DIRECTIONS:
Show every line containing "title" by copying it.

=== RAW RECORDS ===

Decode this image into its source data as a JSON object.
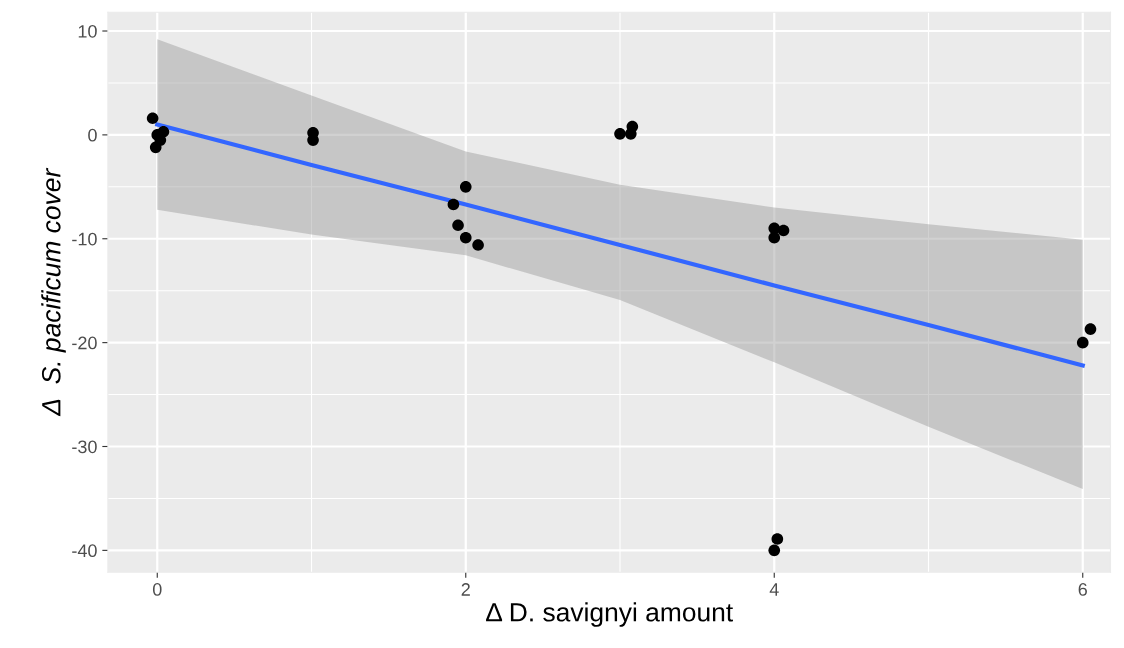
{
  "chart_data": {
    "type": "scatter",
    "xlabel": "Δ D. savignyi amount",
    "ylabel": "Δ  S. pacificum cover",
    "xlim": [
      -0.32,
      6.18
    ],
    "ylim": [
      -42.1,
      11.8
    ],
    "xticks": [
      0,
      2,
      4,
      6
    ],
    "yticks": [
      -40,
      -30,
      -20,
      -10,
      0,
      10
    ],
    "grid": true,
    "series": [
      {
        "marker": "circle",
        "color": "#000000",
        "x": [
          -0.03,
          0,
          0.04,
          0.02,
          -0.01,
          1.01,
          1.01,
          2,
          1.92,
          1.95,
          2,
          2.08,
          3.0,
          3.07,
          3.08,
          4,
          4,
          4.06,
          4,
          4.02,
          6,
          6.05
        ],
        "values": [
          1.6,
          0,
          0.3,
          -0.5,
          -1.2,
          0.2,
          -0.5,
          -5.0,
          -6.7,
          -8.7,
          -9.9,
          -10.6,
          0.1,
          0.1,
          0.8,
          -9.0,
          -9.9,
          -9.2,
          -40,
          -38.9,
          -20,
          -18.7
        ]
      },
      {
        "type": "line",
        "color": "#3366ff",
        "x": [
          0,
          1,
          2,
          3,
          4,
          5,
          6
        ],
        "values": [
          1.0,
          -2.9,
          -6.7,
          -10.6,
          -14.5,
          -18.3,
          -22.2
        ],
        "upper": [
          9.2,
          3.8,
          -1.6,
          -4.8,
          -7.0,
          -8.6,
          -10.1
        ],
        "lower": [
          -7.2,
          -9.6,
          -11.6,
          -15.9,
          -21.9,
          -28.1,
          -34.1
        ]
      }
    ]
  }
}
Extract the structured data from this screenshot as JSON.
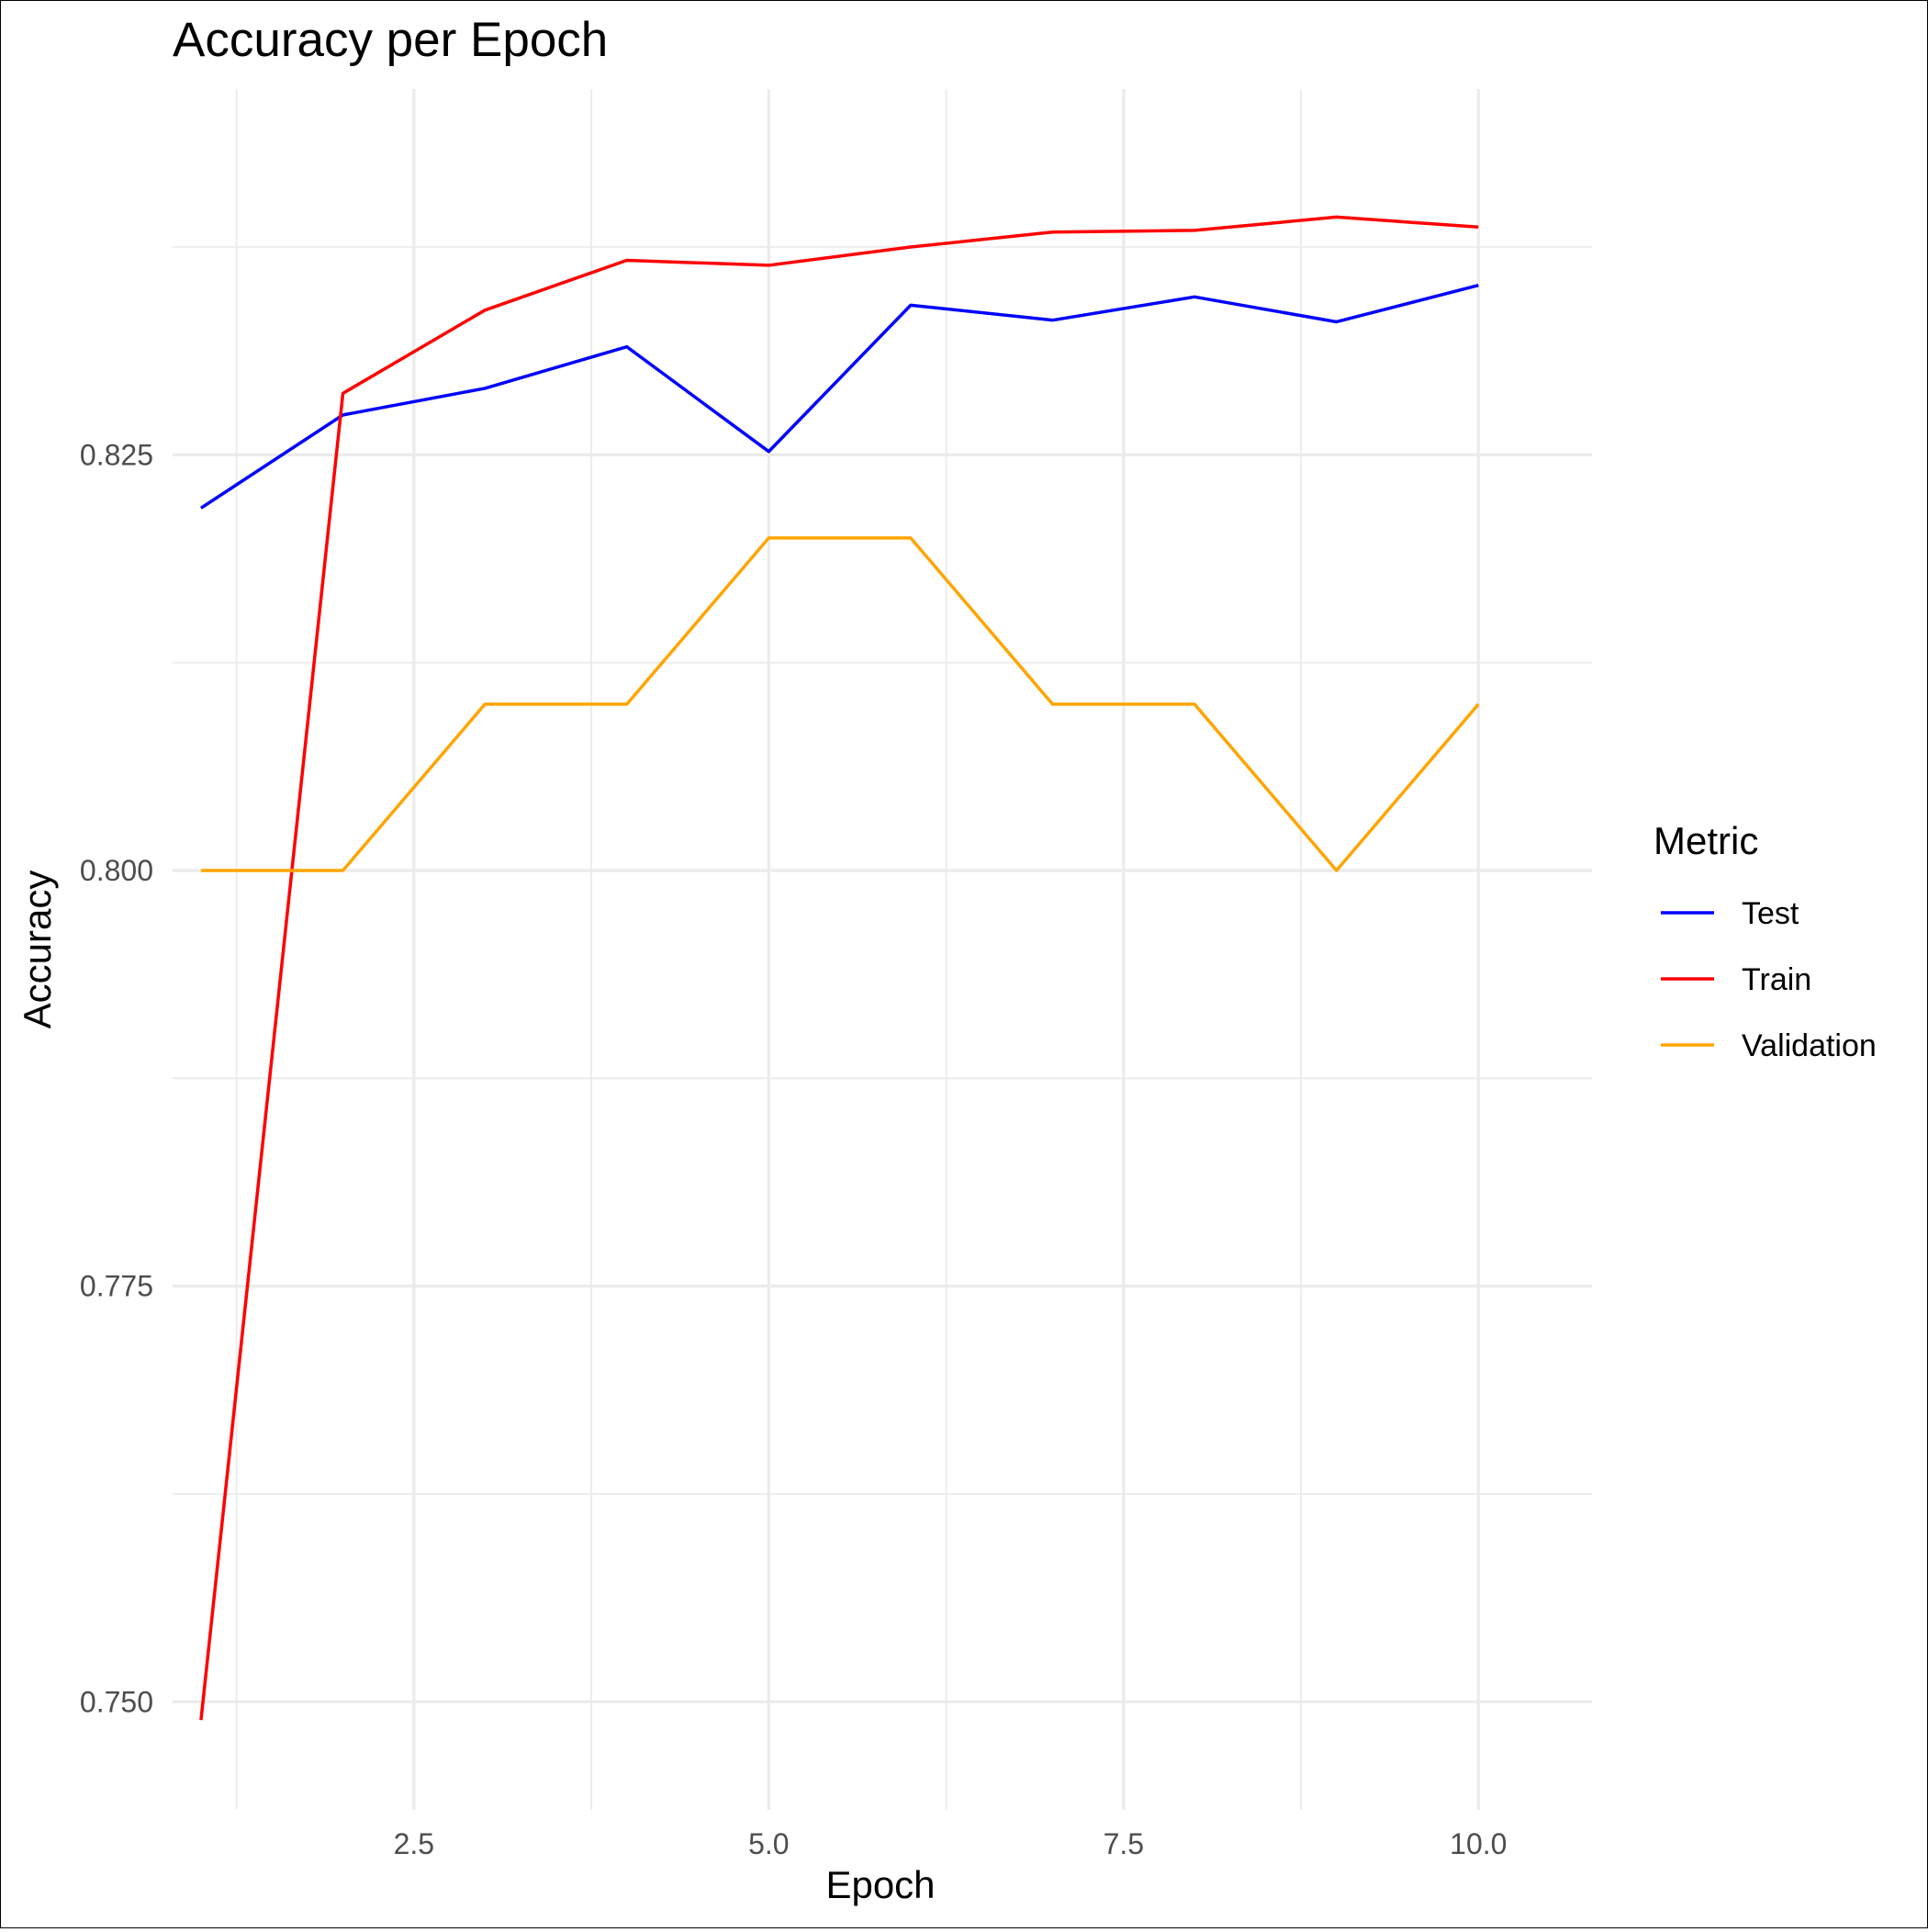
{
  "chart_data": {
    "type": "line",
    "title": "Accuracy per Epoch",
    "xlabel": "Epoch",
    "ylabel": "Accuracy",
    "xlim": [
      0.8,
      10.8
    ],
    "ylim": [
      0.7435,
      0.847
    ],
    "x_ticks": [
      2.5,
      5.0,
      7.5,
      10.0
    ],
    "x_tick_labels": [
      "2.5",
      "5.0",
      "7.5",
      "10.0"
    ],
    "y_ticks": [
      0.75,
      0.775,
      0.8,
      0.825
    ],
    "y_tick_labels": [
      "0.750",
      "0.775",
      "0.800",
      "0.825"
    ],
    "x_minor": [
      1.25,
      3.75,
      6.25,
      8.75
    ],
    "y_minor": [
      0.7625,
      0.7875,
      0.8125,
      0.8375
    ],
    "grid": true,
    "legend": {
      "title": "Metric",
      "position": "right"
    },
    "x": [
      1,
      2,
      3,
      4,
      5,
      6,
      7,
      8,
      9,
      10
    ],
    "series": [
      {
        "name": "Test",
        "color": "#0000ff",
        "values": [
          0.8218,
          0.8274,
          0.829,
          0.8315,
          0.8252,
          0.834,
          0.8331,
          0.8345,
          0.833,
          0.8352
        ]
      },
      {
        "name": "Train",
        "color": "#ff0000",
        "values": [
          0.7489,
          0.8287,
          0.8337,
          0.8367,
          0.8364,
          0.8375,
          0.8384,
          0.8385,
          0.8393,
          0.8387
        ]
      },
      {
        "name": "Validation",
        "color": "#ffa500",
        "values": [
          0.8,
          0.8,
          0.81,
          0.81,
          0.82,
          0.82,
          0.81,
          0.81,
          0.8,
          0.81
        ]
      }
    ]
  }
}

===

WRITTEN ANSWER:
    "title": "Accuracy per Epoch",
      "title": "Metric",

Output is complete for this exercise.